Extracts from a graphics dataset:
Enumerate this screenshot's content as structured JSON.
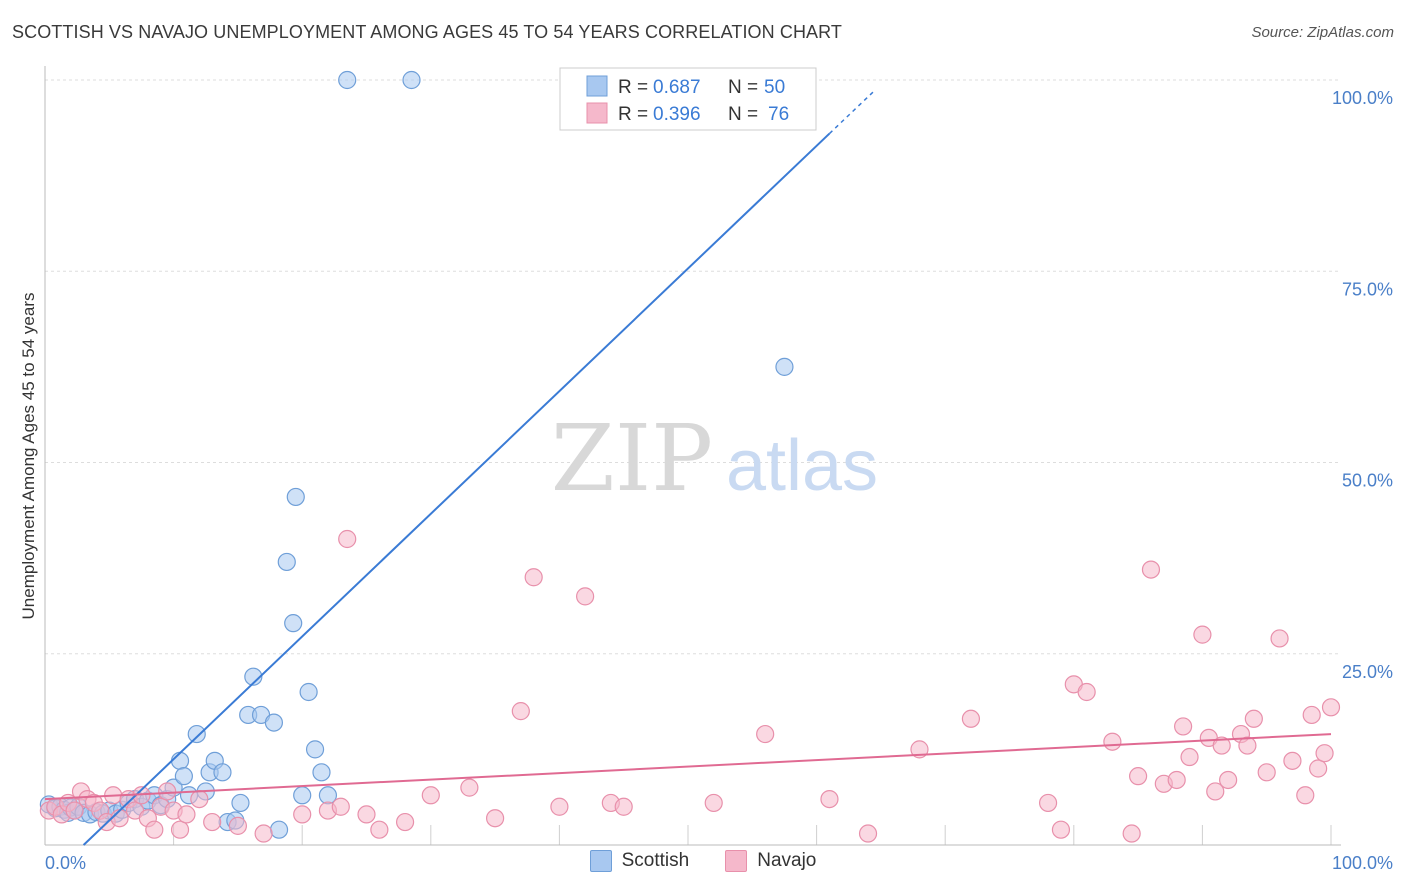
{
  "title": "SCOTTISH VS NAVAJO UNEMPLOYMENT AMONG AGES 45 TO 54 YEARS CORRELATION CHART",
  "source": "Source: ZipAtlas.com",
  "watermark": {
    "zip": "ZIP",
    "atlas": "atlas"
  },
  "legend_bottom": [
    {
      "label": "Scottish",
      "color": "#a8c8f0"
    },
    {
      "label": "Navajo",
      "color": "#f5b8cb"
    }
  ],
  "stats_box": [
    {
      "r_label": "R = ",
      "r_value": "0.687",
      "n_label": "N = ",
      "n_value": "50"
    },
    {
      "r_label": "R = ",
      "r_value": "0.396",
      "n_label": "N = ",
      "n_value": "76"
    }
  ],
  "chart_data": {
    "type": "scatter",
    "title": "SCOTTISH VS NAVAJO UNEMPLOYMENT AMONG AGES 45 TO 54 YEARS CORRELATION CHART",
    "xlabel": "",
    "ylabel": "Unemployment Among Ages 45 to 54 years",
    "xlim": [
      0,
      100
    ],
    "ylim": [
      0,
      100
    ],
    "x_tick_labels": [
      "0.0%",
      "100.0%"
    ],
    "y_ticks": [
      25,
      50,
      75,
      100
    ],
    "y_tick_labels": [
      "25.0%",
      "50.0%",
      "75.0%",
      "100.0%"
    ],
    "grid": true,
    "colors": {
      "scottish_fill": "#a8c8f0",
      "scottish_stroke": "#6f9fd8",
      "scottish_line": "#3a7bd5",
      "navajo_fill": "#f5b8cb",
      "navajo_stroke": "#e890ab",
      "navajo_line": "#e06a92",
      "axis_text": "#4a7fc8",
      "grid": "#dddddd"
    },
    "series": [
      {
        "name": "Scottish",
        "trend": {
          "x1": 3,
          "y1": 0,
          "x2": 61,
          "y2": 93
        },
        "points": [
          [
            0.3,
            5.3
          ],
          [
            0.8,
            4.8
          ],
          [
            1.2,
            5.0
          ],
          [
            1.5,
            4.6
          ],
          [
            1.8,
            4.2
          ],
          [
            2.0,
            4.9
          ],
          [
            2.3,
            4.5
          ],
          [
            2.6,
            5.0
          ],
          [
            3.0,
            4.2
          ],
          [
            3.5,
            4.0
          ],
          [
            4.0,
            4.3
          ],
          [
            4.5,
            4.1
          ],
          [
            5.0,
            4.5
          ],
          [
            5.5,
            4.1
          ],
          [
            6.0,
            4.6
          ],
          [
            6.5,
            5.5
          ],
          [
            7.0,
            6.0
          ],
          [
            7.5,
            5.0
          ],
          [
            8.0,
            5.8
          ],
          [
            8.5,
            6.5
          ],
          [
            9.0,
            5.2
          ],
          [
            9.5,
            6.0
          ],
          [
            10.0,
            7.5
          ],
          [
            10.5,
            11.0
          ],
          [
            10.8,
            9.0
          ],
          [
            11.2,
            6.5
          ],
          [
            11.8,
            14.5
          ],
          [
            12.5,
            7.0
          ],
          [
            12.8,
            9.5
          ],
          [
            13.2,
            11.0
          ],
          [
            13.8,
            9.5
          ],
          [
            14.2,
            3.0
          ],
          [
            14.8,
            3.2
          ],
          [
            15.2,
            5.5
          ],
          [
            15.8,
            17.0
          ],
          [
            16.2,
            22.0
          ],
          [
            16.8,
            17.0
          ],
          [
            17.8,
            16.0
          ],
          [
            18.2,
            2.0
          ],
          [
            18.8,
            37.0
          ],
          [
            19.3,
            29.0
          ],
          [
            19.5,
            45.5
          ],
          [
            20.0,
            6.5
          ],
          [
            20.5,
            20.0
          ],
          [
            21.0,
            12.5
          ],
          [
            21.5,
            9.5
          ],
          [
            22.0,
            6.5
          ],
          [
            23.5,
            100
          ],
          [
            28.5,
            100
          ],
          [
            57.5,
            62.5
          ]
        ]
      },
      {
        "name": "Navajo",
        "trend": {
          "x1": 0,
          "y1": 6.0,
          "x2": 100,
          "y2": 14.5
        },
        "points": [
          [
            0.3,
            4.5
          ],
          [
            0.8,
            5.0
          ],
          [
            1.3,
            4.0
          ],
          [
            1.8,
            5.5
          ],
          [
            2.3,
            4.5
          ],
          [
            2.8,
            7.0
          ],
          [
            3.3,
            6.0
          ],
          [
            3.8,
            5.5
          ],
          [
            4.3,
            4.5
          ],
          [
            4.8,
            3.0
          ],
          [
            5.3,
            6.5
          ],
          [
            5.8,
            3.5
          ],
          [
            6.5,
            6.0
          ],
          [
            7.0,
            4.5
          ],
          [
            7.5,
            6.5
          ],
          [
            8.0,
            3.5
          ],
          [
            8.5,
            2.0
          ],
          [
            9.0,
            5.0
          ],
          [
            9.5,
            7.0
          ],
          [
            10.0,
            4.5
          ],
          [
            10.5,
            2.0
          ],
          [
            11.0,
            4.0
          ],
          [
            12.0,
            6.0
          ],
          [
            13.0,
            3.0
          ],
          [
            15.0,
            2.5
          ],
          [
            17.0,
            1.5
          ],
          [
            20.0,
            4.0
          ],
          [
            22.0,
            4.5
          ],
          [
            23.0,
            5.0
          ],
          [
            23.5,
            40.0
          ],
          [
            25.0,
            4.0
          ],
          [
            26.0,
            2.0
          ],
          [
            28.0,
            3.0
          ],
          [
            30.0,
            6.5
          ],
          [
            33.0,
            7.5
          ],
          [
            35.0,
            3.5
          ],
          [
            37.0,
            17.5
          ],
          [
            38.0,
            35.0
          ],
          [
            40.0,
            5.0
          ],
          [
            42.0,
            32.5
          ],
          [
            44.0,
            5.5
          ],
          [
            45.0,
            5.0
          ],
          [
            52.0,
            5.5
          ],
          [
            56.0,
            14.5
          ],
          [
            61.0,
            6.0
          ],
          [
            64.0,
            1.5
          ],
          [
            68.0,
            12.5
          ],
          [
            72.0,
            16.5
          ],
          [
            78.0,
            5.5
          ],
          [
            79.0,
            2.0
          ],
          [
            80.0,
            21.0
          ],
          [
            81.0,
            20.0
          ],
          [
            83.0,
            13.5
          ],
          [
            84.5,
            1.5
          ],
          [
            85.0,
            9.0
          ],
          [
            86.0,
            36.0
          ],
          [
            87.0,
            8.0
          ],
          [
            88.0,
            8.5
          ],
          [
            88.5,
            15.5
          ],
          [
            89.0,
            11.5
          ],
          [
            90.0,
            27.5
          ],
          [
            90.5,
            14.0
          ],
          [
            91.0,
            7.0
          ],
          [
            91.5,
            13.0
          ],
          [
            92.0,
            8.5
          ],
          [
            93.0,
            14.5
          ],
          [
            93.5,
            13.0
          ],
          [
            94.0,
            16.5
          ],
          [
            95.0,
            9.5
          ],
          [
            96.0,
            27.0
          ],
          [
            97.0,
            11.0
          ],
          [
            98.0,
            6.5
          ],
          [
            98.5,
            17.0
          ],
          [
            99.0,
            10.0
          ],
          [
            99.5,
            12.0
          ],
          [
            100.0,
            18.0
          ]
        ]
      }
    ]
  }
}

## Exercise:
Make an exact copy of the records shown above, without the pictures.

## Exercise response:
Enumerate this screenshot's content as structured JSON.
{
  "title": "SCOTTISH VS NAVAJO UNEMPLOYMENT AMONG AGES 45 TO 54 YEARS CORRELATION CHART",
  "source": "Source: ZipAtlas.com",
  "watermark": {
    "zip": "ZIP",
    "atlas": "atlas"
  },
  "legend_bottom": [
    {
      "label": "Scottish",
      "color": "#a8c8f0"
    },
    {
      "label": "Navajo",
      "color": "#f5b8cb"
    }
  ],
  "stats_box": [
    {
      "r_label": "R = ",
      "r_value": "0.687",
      "n_label": "N = ",
      "n_value": "50"
    },
    {
      "r_label": "R = ",
      "r_value": "0.396",
      "n_label": "N = ",
      "n_value": "76"
    }
  ],
  "chart_data": {
    "type": "scatter",
    "title": "SCOTTISH VS NAVAJO UNEMPLOYMENT AMONG AGES 45 TO 54 YEARS CORRELATION CHART",
    "xlabel": "",
    "ylabel": "Unemployment Among Ages 45 to 54 years",
    "xlim": [
      0,
      100
    ],
    "ylim": [
      0,
      100
    ],
    "x_tick_labels": [
      "0.0%",
      "100.0%"
    ],
    "y_ticks": [
      25,
      50,
      75,
      100
    ],
    "y_tick_labels": [
      "25.0%",
      "50.0%",
      "75.0%",
      "100.0%"
    ],
    "grid": true,
    "colors": {
      "scottish_fill": "#a8c8f0",
      "scottish_stroke": "#6f9fd8",
      "scottish_line": "#3a7bd5",
      "navajo_fill": "#f5b8cb",
      "navajo_stroke": "#e890ab",
      "navajo_line": "#e06a92",
      "axis_text": "#4a7fc8",
      "grid": "#dddddd"
    },
    "series": [
      {
        "name": "Scottish",
        "trend": {
          "x1": 3,
          "y1": 0,
          "x2": 61,
          "y2": 93
        },
        "points": [
          [
            0.3,
            5.3
          ],
          [
            0.8,
            4.8
          ],
          [
            1.2,
            5.0
          ],
          [
            1.5,
            4.6
          ],
          [
            1.8,
            4.2
          ],
          [
            2.0,
            4.9
          ],
          [
            2.3,
            4.5
          ],
          [
            2.6,
            5.0
          ],
          [
            3.0,
            4.2
          ],
          [
            3.5,
            4.0
          ],
          [
            4.0,
            4.3
          ],
          [
            4.5,
            4.1
          ],
          [
            5.0,
            4.5
          ],
          [
            5.5,
            4.1
          ],
          [
            6.0,
            4.6
          ],
          [
            6.5,
            5.5
          ],
          [
            7.0,
            6.0
          ],
          [
            7.5,
            5.0
          ],
          [
            8.0,
            5.8
          ],
          [
            8.5,
            6.5
          ],
          [
            9.0,
            5.2
          ],
          [
            9.5,
            6.0
          ],
          [
            10.0,
            7.5
          ],
          [
            10.5,
            11.0
          ],
          [
            10.8,
            9.0
          ],
          [
            11.2,
            6.5
          ],
          [
            11.8,
            14.5
          ],
          [
            12.5,
            7.0
          ],
          [
            12.8,
            9.5
          ],
          [
            13.2,
            11.0
          ],
          [
            13.8,
            9.5
          ],
          [
            14.2,
            3.0
          ],
          [
            14.8,
            3.2
          ],
          [
            15.2,
            5.5
          ],
          [
            15.8,
            17.0
          ],
          [
            16.2,
            22.0
          ],
          [
            16.8,
            17.0
          ],
          [
            17.8,
            16.0
          ],
          [
            18.2,
            2.0
          ],
          [
            18.8,
            37.0
          ],
          [
            19.3,
            29.0
          ],
          [
            19.5,
            45.5
          ],
          [
            20.0,
            6.5
          ],
          [
            20.5,
            20.0
          ],
          [
            21.0,
            12.5
          ],
          [
            21.5,
            9.5
          ],
          [
            22.0,
            6.5
          ],
          [
            23.5,
            100
          ],
          [
            28.5,
            100
          ],
          [
            57.5,
            62.5
          ]
        ]
      },
      {
        "name": "Navajo",
        "trend": {
          "x1": 0,
          "y1": 6.0,
          "x2": 100,
          "y2": 14.5
        },
        "points": [
          [
            0.3,
            4.5
          ],
          [
            0.8,
            5.0
          ],
          [
            1.3,
            4.0
          ],
          [
            1.8,
            5.5
          ],
          [
            2.3,
            4.5
          ],
          [
            2.8,
            7.0
          ],
          [
            3.3,
            6.0
          ],
          [
            3.8,
            5.5
          ],
          [
            4.3,
            4.5
          ],
          [
            4.8,
            3.0
          ],
          [
            5.3,
            6.5
          ],
          [
            5.8,
            3.5
          ],
          [
            6.5,
            6.0
          ],
          [
            7.0,
            4.5
          ],
          [
            7.5,
            6.5
          ],
          [
            8.0,
            3.5
          ],
          [
            8.5,
            2.0
          ],
          [
            9.0,
            5.0
          ],
          [
            9.5,
            7.0
          ],
          [
            10.0,
            4.5
          ],
          [
            10.5,
            2.0
          ],
          [
            11.0,
            4.0
          ],
          [
            12.0,
            6.0
          ],
          [
            13.0,
            3.0
          ],
          [
            15.0,
            2.5
          ],
          [
            17.0,
            1.5
          ],
          [
            20.0,
            4.0
          ],
          [
            22.0,
            4.5
          ],
          [
            23.0,
            5.0
          ],
          [
            23.5,
            40.0
          ],
          [
            25.0,
            4.0
          ],
          [
            26.0,
            2.0
          ],
          [
            28.0,
            3.0
          ],
          [
            30.0,
            6.5
          ],
          [
            33.0,
            7.5
          ],
          [
            35.0,
            3.5
          ],
          [
            37.0,
            17.5
          ],
          [
            38.0,
            35.0
          ],
          [
            40.0,
            5.0
          ],
          [
            42.0,
            32.5
          ],
          [
            44.0,
            5.5
          ],
          [
            45.0,
            5.0
          ],
          [
            52.0,
            5.5
          ],
          [
            56.0,
            14.5
          ],
          [
            61.0,
            6.0
          ],
          [
            64.0,
            1.5
          ],
          [
            68.0,
            12.5
          ],
          [
            72.0,
            16.5
          ],
          [
            78.0,
            5.5
          ],
          [
            79.0,
            2.0
          ],
          [
            80.0,
            21.0
          ],
          [
            81.0,
            20.0
          ],
          [
            83.0,
            13.5
          ],
          [
            84.5,
            1.5
          ],
          [
            85.0,
            9.0
          ],
          [
            86.0,
            36.0
          ],
          [
            87.0,
            8.0
          ],
          [
            88.0,
            8.5
          ],
          [
            88.5,
            15.5
          ],
          [
            89.0,
            11.5
          ],
          [
            90.0,
            27.5
          ],
          [
            90.5,
            14.0
          ],
          [
            91.0,
            7.0
          ],
          [
            91.5,
            13.0
          ],
          [
            92.0,
            8.5
          ],
          [
            93.0,
            14.5
          ],
          [
            93.5,
            13.0
          ],
          [
            94.0,
            16.5
          ],
          [
            95.0,
            9.5
          ],
          [
            96.0,
            27.0
          ],
          [
            97.0,
            11.0
          ],
          [
            98.0,
            6.5
          ],
          [
            98.5,
            17.0
          ],
          [
            99.0,
            10.0
          ],
          [
            99.5,
            12.0
          ],
          [
            100.0,
            18.0
          ]
        ]
      }
    ]
  }
}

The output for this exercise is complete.